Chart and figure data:
####################

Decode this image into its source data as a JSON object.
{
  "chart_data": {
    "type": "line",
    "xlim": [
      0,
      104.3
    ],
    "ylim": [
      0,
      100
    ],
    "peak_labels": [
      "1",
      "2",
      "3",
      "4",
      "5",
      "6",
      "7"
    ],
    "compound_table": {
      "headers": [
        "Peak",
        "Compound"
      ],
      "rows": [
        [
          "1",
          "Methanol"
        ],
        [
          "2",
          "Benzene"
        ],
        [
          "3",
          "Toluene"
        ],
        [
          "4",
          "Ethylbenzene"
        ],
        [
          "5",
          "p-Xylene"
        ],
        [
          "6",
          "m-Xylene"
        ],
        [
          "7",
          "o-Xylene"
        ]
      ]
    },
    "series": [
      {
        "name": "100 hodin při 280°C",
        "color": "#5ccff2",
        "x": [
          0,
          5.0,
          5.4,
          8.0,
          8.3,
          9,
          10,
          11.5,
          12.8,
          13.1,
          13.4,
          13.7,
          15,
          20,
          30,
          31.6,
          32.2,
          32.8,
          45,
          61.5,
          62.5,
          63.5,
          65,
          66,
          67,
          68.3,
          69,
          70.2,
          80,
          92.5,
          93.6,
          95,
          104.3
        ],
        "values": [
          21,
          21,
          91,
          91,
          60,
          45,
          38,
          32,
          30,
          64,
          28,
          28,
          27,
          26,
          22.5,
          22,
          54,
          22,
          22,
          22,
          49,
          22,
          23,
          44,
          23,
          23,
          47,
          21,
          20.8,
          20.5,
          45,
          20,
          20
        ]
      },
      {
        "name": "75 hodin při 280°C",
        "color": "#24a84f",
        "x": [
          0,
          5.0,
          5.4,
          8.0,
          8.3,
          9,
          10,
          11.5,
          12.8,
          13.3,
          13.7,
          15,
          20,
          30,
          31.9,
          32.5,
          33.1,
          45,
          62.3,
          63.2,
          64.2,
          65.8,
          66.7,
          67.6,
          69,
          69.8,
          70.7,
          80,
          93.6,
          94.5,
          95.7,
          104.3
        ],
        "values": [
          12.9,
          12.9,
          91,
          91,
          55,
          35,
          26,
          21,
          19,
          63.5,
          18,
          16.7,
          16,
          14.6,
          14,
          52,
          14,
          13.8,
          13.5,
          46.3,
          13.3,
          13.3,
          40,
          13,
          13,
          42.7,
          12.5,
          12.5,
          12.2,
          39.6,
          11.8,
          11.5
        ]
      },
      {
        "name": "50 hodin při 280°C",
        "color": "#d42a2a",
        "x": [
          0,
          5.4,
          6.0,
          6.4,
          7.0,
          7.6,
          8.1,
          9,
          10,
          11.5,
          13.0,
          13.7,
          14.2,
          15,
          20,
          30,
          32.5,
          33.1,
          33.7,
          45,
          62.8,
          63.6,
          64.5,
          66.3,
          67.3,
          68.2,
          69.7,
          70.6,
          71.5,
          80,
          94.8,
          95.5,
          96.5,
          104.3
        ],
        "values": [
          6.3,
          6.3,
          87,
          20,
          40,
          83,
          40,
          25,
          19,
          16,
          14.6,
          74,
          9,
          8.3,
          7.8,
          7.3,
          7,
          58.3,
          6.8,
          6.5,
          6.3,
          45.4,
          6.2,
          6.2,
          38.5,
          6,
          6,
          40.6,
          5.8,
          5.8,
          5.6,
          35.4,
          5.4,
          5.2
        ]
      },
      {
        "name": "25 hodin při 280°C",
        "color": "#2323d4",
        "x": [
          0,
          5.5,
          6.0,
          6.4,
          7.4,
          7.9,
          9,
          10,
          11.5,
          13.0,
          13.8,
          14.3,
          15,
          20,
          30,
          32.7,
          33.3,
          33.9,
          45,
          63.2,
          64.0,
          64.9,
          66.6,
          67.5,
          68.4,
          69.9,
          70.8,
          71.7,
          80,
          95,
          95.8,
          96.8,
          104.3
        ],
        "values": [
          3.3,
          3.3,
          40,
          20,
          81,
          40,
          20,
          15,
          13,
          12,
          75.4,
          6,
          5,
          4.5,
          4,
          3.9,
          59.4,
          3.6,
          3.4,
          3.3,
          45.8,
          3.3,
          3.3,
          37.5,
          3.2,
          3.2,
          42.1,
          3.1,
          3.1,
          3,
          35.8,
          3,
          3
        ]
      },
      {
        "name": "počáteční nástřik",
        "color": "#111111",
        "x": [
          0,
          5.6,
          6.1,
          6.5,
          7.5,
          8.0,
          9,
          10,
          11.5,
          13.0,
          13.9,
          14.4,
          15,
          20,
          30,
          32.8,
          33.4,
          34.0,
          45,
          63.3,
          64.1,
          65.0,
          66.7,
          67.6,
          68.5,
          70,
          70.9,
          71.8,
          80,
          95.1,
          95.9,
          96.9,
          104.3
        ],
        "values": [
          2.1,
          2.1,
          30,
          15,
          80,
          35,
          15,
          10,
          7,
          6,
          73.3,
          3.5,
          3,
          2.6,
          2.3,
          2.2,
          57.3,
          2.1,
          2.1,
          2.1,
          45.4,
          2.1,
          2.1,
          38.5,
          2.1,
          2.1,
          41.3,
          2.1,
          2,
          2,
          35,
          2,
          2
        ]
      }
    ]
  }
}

####################

• What this task involves
Transcribe the whole listing exactly.

• Finished exercise
Decode this image into its source data as a JSON object.
{
  "chart_data": {
    "type": "line",
    "xlim": [
      0,
      104.3
    ],
    "ylim": [
      0,
      100
    ],
    "peak_labels": [
      "1",
      "2",
      "3",
      "4",
      "5",
      "6",
      "7"
    ],
    "compound_table": {
      "headers": [
        "Peak",
        "Compound"
      ],
      "rows": [
        [
          "1",
          "Methanol"
        ],
        [
          "2",
          "Benzene"
        ],
        [
          "3",
          "Toluene"
        ],
        [
          "4",
          "Ethylbenzene"
        ],
        [
          "5",
          "p-Xylene"
        ],
        [
          "6",
          "m-Xylene"
        ],
        [
          "7",
          "o-Xylene"
        ]
      ]
    },
    "series": [
      {
        "name": "100 hodin při 280°C",
        "color": "#5ccff2",
        "x": [
          0,
          5.0,
          5.4,
          8.0,
          8.3,
          9,
          10,
          11.5,
          12.8,
          13.1,
          13.4,
          13.7,
          15,
          20,
          30,
          31.6,
          32.2,
          32.8,
          45,
          61.5,
          62.5,
          63.5,
          65,
          66,
          67,
          68.3,
          69,
          70.2,
          80,
          92.5,
          93.6,
          95,
          104.3
        ],
        "values": [
          21,
          21,
          91,
          91,
          60,
          45,
          38,
          32,
          30,
          64,
          28,
          28,
          27,
          26,
          22.5,
          22,
          54,
          22,
          22,
          22,
          49,
          22,
          23,
          44,
          23,
          23,
          47,
          21,
          20.8,
          20.5,
          45,
          20,
          20
        ]
      },
      {
        "name": "75 hodin při 280°C",
        "color": "#24a84f",
        "x": [
          0,
          5.0,
          5.4,
          8.0,
          8.3,
          9,
          10,
          11.5,
          12.8,
          13.3,
          13.7,
          15,
          20,
          30,
          31.9,
          32.5,
          33.1,
          45,
          62.3,
          63.2,
          64.2,
          65.8,
          66.7,
          67.6,
          69,
          69.8,
          70.7,
          80,
          93.6,
          94.5,
          95.7,
          104.3
        ],
        "values": [
          12.9,
          12.9,
          91,
          91,
          55,
          35,
          26,
          21,
          19,
          63.5,
          18,
          16.7,
          16,
          14.6,
          14,
          52,
          14,
          13.8,
          13.5,
          46.3,
          13.3,
          13.3,
          40,
          13,
          13,
          42.7,
          12.5,
          12.5,
          12.2,
          39.6,
          11.8,
          11.5
        ]
      },
      {
        "name": "50 hodin při 280°C",
        "color": "#d42a2a",
        "x": [
          0,
          5.4,
          6.0,
          6.4,
          7.0,
          7.6,
          8.1,
          9,
          10,
          11.5,
          13.0,
          13.7,
          14.2,
          15,
          20,
          30,
          32.5,
          33.1,
          33.7,
          45,
          62.8,
          63.6,
          64.5,
          66.3,
          67.3,
          68.2,
          69.7,
          70.6,
          71.5,
          80,
          94.8,
          95.5,
          96.5,
          104.3
        ],
        "values": [
          6.3,
          6.3,
          87,
          20,
          40,
          83,
          40,
          25,
          19,
          16,
          14.6,
          74,
          9,
          8.3,
          7.8,
          7.3,
          7,
          58.3,
          6.8,
          6.5,
          6.3,
          45.4,
          6.2,
          6.2,
          38.5,
          6,
          6,
          40.6,
          5.8,
          5.8,
          5.6,
          35.4,
          5.4,
          5.2
        ]
      },
      {
        "name": "25 hodin při 280°C",
        "color": "#2323d4",
        "x": [
          0,
          5.5,
          6.0,
          6.4,
          7.4,
          7.9,
          9,
          10,
          11.5,
          13.0,
          13.8,
          14.3,
          15,
          20,
          30,
          32.7,
          33.3,
          33.9,
          45,
          63.2,
          64.0,
          64.9,
          66.6,
          67.5,
          68.4,
          69.9,
          70.8,
          71.7,
          80,
          95,
          95.8,
          96.8,
          104.3
        ],
        "values": [
          3.3,
          3.3,
          40,
          20,
          81,
          40,
          20,
          15,
          13,
          12,
          75.4,
          6,
          5,
          4.5,
          4,
          3.9,
          59.4,
          3.6,
          3.4,
          3.3,
          45.8,
          3.3,
          3.3,
          37.5,
          3.2,
          3.2,
          42.1,
          3.1,
          3.1,
          3,
          35.8,
          3,
          3
        ]
      },
      {
        "name": "počáteční nástřik",
        "color": "#111111",
        "x": [
          0,
          5.6,
          6.1,
          6.5,
          7.5,
          8.0,
          9,
          10,
          11.5,
          13.0,
          13.9,
          14.4,
          15,
          20,
          30,
          32.8,
          33.4,
          34.0,
          45,
          63.3,
          64.1,
          65.0,
          66.7,
          67.6,
          68.5,
          70,
          70.9,
          71.8,
          80,
          95.1,
          95.9,
          96.9,
          104.3
        ],
        "values": [
          2.1,
          2.1,
          30,
          15,
          80,
          35,
          15,
          10,
          7,
          6,
          73.3,
          3.5,
          3,
          2.6,
          2.3,
          2.2,
          57.3,
          2.1,
          2.1,
          2.1,
          45.4,
          2.1,
          2.1,
          38.5,
          2.1,
          2.1,
          41.3,
          2.1,
          2,
          2,
          35,
          2,
          2
        ]
      }
    ]
  }
}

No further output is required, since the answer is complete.